____ Data for this exercise

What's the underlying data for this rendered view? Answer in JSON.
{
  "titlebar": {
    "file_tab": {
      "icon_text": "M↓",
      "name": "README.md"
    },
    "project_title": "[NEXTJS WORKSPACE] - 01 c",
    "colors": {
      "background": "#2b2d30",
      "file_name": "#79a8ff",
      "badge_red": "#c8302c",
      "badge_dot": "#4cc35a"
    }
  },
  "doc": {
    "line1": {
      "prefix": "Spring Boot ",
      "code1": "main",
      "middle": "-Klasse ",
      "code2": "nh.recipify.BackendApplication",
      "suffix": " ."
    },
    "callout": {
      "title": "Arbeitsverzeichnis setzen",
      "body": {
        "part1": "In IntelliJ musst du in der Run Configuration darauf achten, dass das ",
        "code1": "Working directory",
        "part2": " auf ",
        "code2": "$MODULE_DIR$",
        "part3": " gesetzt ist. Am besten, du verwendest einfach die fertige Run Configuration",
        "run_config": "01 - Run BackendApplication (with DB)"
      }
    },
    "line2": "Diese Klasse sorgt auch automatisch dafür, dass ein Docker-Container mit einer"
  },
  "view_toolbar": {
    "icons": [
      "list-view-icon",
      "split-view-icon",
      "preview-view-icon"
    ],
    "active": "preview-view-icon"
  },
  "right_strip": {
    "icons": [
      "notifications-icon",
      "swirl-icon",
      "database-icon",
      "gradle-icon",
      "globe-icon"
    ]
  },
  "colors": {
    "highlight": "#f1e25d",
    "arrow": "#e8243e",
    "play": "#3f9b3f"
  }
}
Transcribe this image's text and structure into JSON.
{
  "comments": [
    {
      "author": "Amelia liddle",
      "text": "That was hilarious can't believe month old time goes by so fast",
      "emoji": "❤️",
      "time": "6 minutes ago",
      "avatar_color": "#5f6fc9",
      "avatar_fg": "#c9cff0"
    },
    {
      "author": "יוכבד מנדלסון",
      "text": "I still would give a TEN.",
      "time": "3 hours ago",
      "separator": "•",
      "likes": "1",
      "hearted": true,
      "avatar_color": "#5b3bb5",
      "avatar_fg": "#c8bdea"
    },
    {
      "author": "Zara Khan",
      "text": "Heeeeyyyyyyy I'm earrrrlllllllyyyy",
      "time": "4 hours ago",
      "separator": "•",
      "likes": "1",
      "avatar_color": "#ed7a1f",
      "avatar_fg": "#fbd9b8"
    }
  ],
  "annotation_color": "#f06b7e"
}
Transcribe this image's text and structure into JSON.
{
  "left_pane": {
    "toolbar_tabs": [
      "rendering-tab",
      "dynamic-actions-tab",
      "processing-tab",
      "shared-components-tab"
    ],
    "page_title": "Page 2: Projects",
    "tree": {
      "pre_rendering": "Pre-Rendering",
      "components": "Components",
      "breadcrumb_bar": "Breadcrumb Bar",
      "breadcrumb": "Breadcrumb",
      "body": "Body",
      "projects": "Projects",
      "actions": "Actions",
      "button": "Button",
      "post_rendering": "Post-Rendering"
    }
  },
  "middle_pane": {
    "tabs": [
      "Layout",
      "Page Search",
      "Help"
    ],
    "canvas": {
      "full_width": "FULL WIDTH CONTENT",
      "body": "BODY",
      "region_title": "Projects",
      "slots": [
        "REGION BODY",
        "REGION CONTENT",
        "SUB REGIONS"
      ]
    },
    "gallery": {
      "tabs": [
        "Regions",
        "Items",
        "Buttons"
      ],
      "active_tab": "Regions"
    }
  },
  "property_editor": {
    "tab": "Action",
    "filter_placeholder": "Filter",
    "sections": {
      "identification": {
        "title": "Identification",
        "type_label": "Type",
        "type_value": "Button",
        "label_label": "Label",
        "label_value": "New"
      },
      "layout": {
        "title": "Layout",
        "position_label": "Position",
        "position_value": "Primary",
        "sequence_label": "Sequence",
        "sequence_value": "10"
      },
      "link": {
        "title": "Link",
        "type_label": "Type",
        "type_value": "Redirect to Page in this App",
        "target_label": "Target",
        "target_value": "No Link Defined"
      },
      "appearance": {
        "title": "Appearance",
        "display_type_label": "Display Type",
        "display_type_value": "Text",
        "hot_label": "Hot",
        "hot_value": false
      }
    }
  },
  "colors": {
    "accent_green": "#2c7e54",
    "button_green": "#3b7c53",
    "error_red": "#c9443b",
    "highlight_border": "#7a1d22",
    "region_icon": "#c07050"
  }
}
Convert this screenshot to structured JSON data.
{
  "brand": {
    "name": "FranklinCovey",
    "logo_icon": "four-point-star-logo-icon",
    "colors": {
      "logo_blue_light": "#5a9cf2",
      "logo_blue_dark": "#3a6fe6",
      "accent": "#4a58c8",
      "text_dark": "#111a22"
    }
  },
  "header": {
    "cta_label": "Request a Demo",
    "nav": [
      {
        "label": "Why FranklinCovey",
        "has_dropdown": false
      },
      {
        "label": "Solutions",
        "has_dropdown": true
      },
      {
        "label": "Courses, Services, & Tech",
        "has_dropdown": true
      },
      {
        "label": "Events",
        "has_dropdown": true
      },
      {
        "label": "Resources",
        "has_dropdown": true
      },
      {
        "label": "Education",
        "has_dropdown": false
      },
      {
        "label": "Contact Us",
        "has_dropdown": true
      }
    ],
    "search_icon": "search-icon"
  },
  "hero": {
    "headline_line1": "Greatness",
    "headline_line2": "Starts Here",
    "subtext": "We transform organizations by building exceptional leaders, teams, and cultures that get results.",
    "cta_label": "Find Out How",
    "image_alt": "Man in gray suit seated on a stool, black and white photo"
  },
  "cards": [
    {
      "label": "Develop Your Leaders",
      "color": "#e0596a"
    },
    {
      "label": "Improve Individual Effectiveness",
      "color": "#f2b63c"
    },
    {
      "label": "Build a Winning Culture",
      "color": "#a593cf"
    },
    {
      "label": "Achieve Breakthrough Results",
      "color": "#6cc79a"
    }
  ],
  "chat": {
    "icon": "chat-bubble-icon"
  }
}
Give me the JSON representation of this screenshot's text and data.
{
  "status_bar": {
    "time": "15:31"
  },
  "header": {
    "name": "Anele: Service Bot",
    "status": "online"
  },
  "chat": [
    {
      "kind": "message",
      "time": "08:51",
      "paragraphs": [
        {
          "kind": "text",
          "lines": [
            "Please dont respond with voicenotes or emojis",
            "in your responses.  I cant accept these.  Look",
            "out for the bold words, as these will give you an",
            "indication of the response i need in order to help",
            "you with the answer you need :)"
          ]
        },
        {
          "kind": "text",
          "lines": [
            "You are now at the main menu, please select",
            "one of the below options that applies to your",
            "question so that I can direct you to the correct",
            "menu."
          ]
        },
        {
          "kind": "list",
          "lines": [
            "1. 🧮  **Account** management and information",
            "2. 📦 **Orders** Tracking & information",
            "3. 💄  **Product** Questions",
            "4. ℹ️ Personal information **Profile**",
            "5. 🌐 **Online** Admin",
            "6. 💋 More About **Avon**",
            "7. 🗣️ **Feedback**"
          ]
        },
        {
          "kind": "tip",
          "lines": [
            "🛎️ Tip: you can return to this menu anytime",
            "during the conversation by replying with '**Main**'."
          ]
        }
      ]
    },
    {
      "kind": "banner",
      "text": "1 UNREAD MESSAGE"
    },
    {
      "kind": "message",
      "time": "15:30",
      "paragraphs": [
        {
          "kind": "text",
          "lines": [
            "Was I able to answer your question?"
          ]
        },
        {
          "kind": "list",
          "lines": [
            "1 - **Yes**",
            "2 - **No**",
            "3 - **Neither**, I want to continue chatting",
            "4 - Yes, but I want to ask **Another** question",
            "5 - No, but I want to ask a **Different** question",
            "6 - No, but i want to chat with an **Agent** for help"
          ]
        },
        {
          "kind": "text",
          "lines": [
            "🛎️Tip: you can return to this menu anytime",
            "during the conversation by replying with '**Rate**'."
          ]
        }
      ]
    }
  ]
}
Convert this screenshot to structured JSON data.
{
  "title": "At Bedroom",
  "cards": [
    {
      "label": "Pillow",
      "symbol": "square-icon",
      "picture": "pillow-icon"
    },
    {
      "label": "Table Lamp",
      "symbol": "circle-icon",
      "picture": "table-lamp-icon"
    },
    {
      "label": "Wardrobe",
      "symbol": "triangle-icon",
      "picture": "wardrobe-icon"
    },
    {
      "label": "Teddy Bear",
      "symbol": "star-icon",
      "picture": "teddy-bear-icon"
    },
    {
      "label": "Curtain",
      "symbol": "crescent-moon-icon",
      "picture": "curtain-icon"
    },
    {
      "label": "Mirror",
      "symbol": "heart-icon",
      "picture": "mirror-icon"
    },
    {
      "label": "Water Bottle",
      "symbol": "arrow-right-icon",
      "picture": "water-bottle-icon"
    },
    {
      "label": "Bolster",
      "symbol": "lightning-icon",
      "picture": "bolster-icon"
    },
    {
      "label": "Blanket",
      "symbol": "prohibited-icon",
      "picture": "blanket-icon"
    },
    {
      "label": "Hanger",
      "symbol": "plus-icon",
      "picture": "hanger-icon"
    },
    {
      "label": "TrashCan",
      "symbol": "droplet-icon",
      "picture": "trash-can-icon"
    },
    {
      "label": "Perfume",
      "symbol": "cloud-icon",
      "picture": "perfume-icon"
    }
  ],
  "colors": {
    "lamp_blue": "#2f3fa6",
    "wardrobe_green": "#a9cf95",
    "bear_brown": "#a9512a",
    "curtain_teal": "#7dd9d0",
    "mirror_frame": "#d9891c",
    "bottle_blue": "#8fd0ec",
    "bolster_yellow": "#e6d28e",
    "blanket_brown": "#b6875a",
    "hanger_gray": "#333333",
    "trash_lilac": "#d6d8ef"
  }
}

________

*What the task requires*: Search the records for the word "anytime" and copy every line where it occurs.

*Answer to this problem*:
            "🛎️ Tip: you can return to this menu anytime",
            "🛎️Tip: you can return to this menu anytime",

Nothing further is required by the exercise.